== MATERIAL SHOWN ==
╭──

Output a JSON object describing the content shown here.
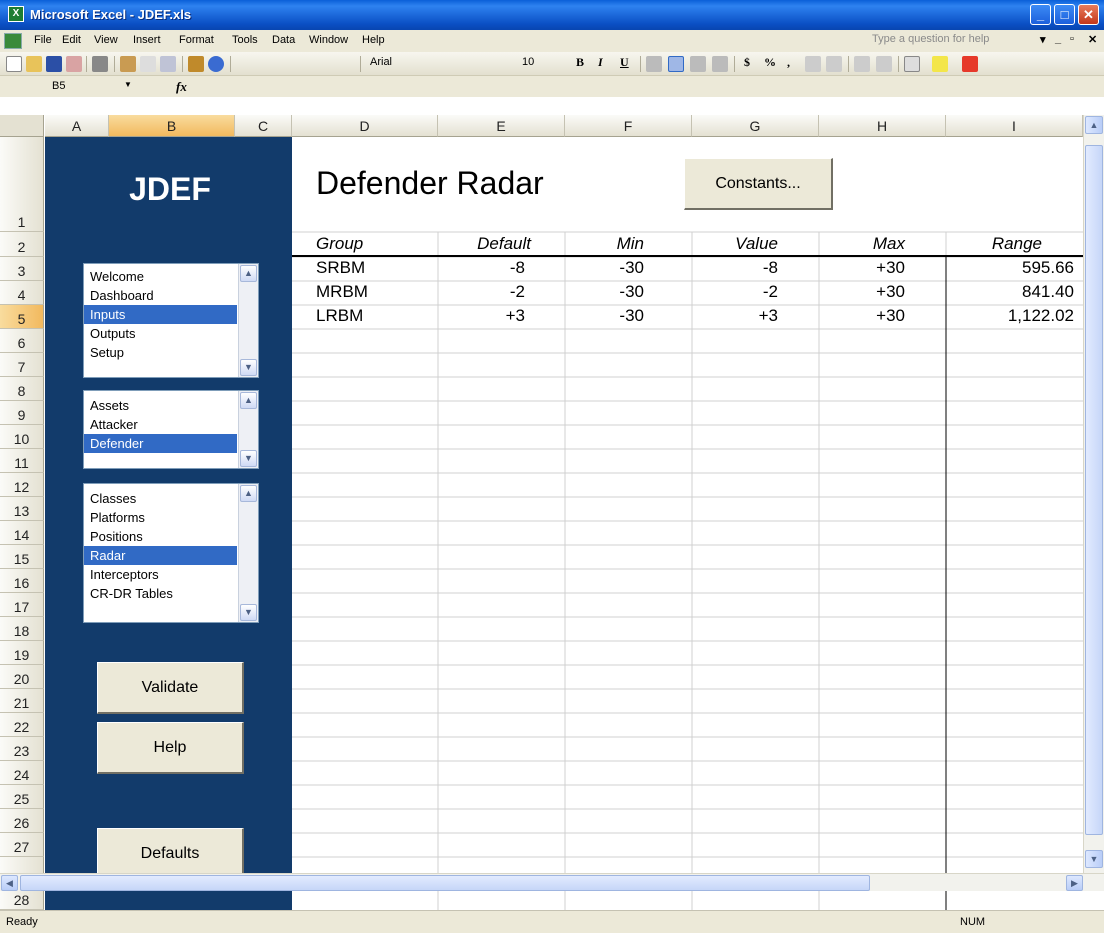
{
  "window": {
    "title": "Microsoft Excel - JDEF.xls"
  },
  "menu": [
    "File",
    "Edit",
    "View",
    "Insert",
    "Format",
    "Tools",
    "Data",
    "Window",
    "Help"
  ],
  "help_placeholder": "Type a question for help",
  "toolbar": {
    "font": "Arial",
    "size": "10",
    "bold": "B",
    "italic": "I",
    "underline": "U",
    "currency": "$",
    "percent": "%",
    "comma": ","
  },
  "formula": {
    "name_box": "B5",
    "fx": "fx",
    "content": ""
  },
  "columns": [
    "A",
    "B",
    "C",
    "D",
    "E",
    "F",
    "G",
    "H",
    "I"
  ],
  "rows": [
    "1",
    "2",
    "3",
    "4",
    "5",
    "6",
    "7",
    "8",
    "9",
    "10",
    "11",
    "12",
    "13",
    "14",
    "15",
    "16",
    "17",
    "18",
    "19",
    "20",
    "21",
    "22",
    "23",
    "24",
    "25",
    "26",
    "27",
    "28"
  ],
  "nav": {
    "logo": "JDEF",
    "list1": {
      "items": [
        "Welcome",
        "Dashboard",
        "Inputs",
        "Outputs",
        "Setup"
      ],
      "selected": 2
    },
    "list2": {
      "items": [
        "Assets",
        "Attacker",
        "Defender"
      ],
      "selected": 2
    },
    "list3": {
      "items": [
        "Classes",
        "Platforms",
        "Positions",
        "Radar",
        "Interceptors",
        "CR-DR Tables"
      ],
      "selected": 3
    },
    "validate": "Validate",
    "help": "Help",
    "defaults": "Defaults"
  },
  "page": {
    "heading": "Defender Radar",
    "constants_button": "Constants..."
  },
  "table": {
    "headers": [
      "Group",
      "Default",
      "Min",
      "Value",
      "Max",
      "Range"
    ],
    "rows": [
      [
        "SRBM",
        "-8",
        "-30",
        "-8",
        "+30",
        "595.66"
      ],
      [
        "MRBM",
        "-2",
        "-30",
        "-2",
        "+30",
        "841.40"
      ],
      [
        "LRBM",
        "+3",
        "-30",
        "+3",
        "+30",
        "1,122.02"
      ]
    ]
  },
  "status": {
    "left": "Ready",
    "right": "NUM"
  },
  "colors": {
    "nav_bg": "#123b6b",
    "selection": "#316ac5",
    "title_bar": "#0a5fd8"
  }
}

╰──

== DIRECTION ==
Every entry above should be duplicated exactly. Do not include the images.

== EXERCISE RESPONSE ==
Output a JSON object describing the content shown here.
{
  "window": {
    "title": "Microsoft Excel - JDEF.xls"
  },
  "menu": [
    "File",
    "Edit",
    "View",
    "Insert",
    "Format",
    "Tools",
    "Data",
    "Window",
    "Help"
  ],
  "help_placeholder": "Type a question for help",
  "toolbar": {
    "font": "Arial",
    "size": "10",
    "bold": "B",
    "italic": "I",
    "underline": "U",
    "currency": "$",
    "percent": "%",
    "comma": ","
  },
  "formula": {
    "name_box": "B5",
    "fx": "fx",
    "content": ""
  },
  "columns": [
    "A",
    "B",
    "C",
    "D",
    "E",
    "F",
    "G",
    "H",
    "I"
  ],
  "rows": [
    "1",
    "2",
    "3",
    "4",
    "5",
    "6",
    "7",
    "8",
    "9",
    "10",
    "11",
    "12",
    "13",
    "14",
    "15",
    "16",
    "17",
    "18",
    "19",
    "20",
    "21",
    "22",
    "23",
    "24",
    "25",
    "26",
    "27",
    "28"
  ],
  "nav": {
    "logo": "JDEF",
    "list1": {
      "items": [
        "Welcome",
        "Dashboard",
        "Inputs",
        "Outputs",
        "Setup"
      ],
      "selected": 2
    },
    "list2": {
      "items": [
        "Assets",
        "Attacker",
        "Defender"
      ],
      "selected": 2
    },
    "list3": {
      "items": [
        "Classes",
        "Platforms",
        "Positions",
        "Radar",
        "Interceptors",
        "CR-DR Tables"
      ],
      "selected": 3
    },
    "validate": "Validate",
    "help": "Help",
    "defaults": "Defaults"
  },
  "page": {
    "heading": "Defender Radar",
    "constants_button": "Constants..."
  },
  "table": {
    "headers": [
      "Group",
      "Default",
      "Min",
      "Value",
      "Max",
      "Range"
    ],
    "rows": [
      [
        "SRBM",
        "-8",
        "-30",
        "-8",
        "+30",
        "595.66"
      ],
      [
        "MRBM",
        "-2",
        "-30",
        "-2",
        "+30",
        "841.40"
      ],
      [
        "LRBM",
        "+3",
        "-30",
        "+3",
        "+30",
        "1,122.02"
      ]
    ]
  },
  "status": {
    "left": "Ready",
    "right": "NUM"
  },
  "colors": {
    "nav_bg": "#123b6b",
    "selection": "#316ac5",
    "title_bar": "#0a5fd8"
  }
}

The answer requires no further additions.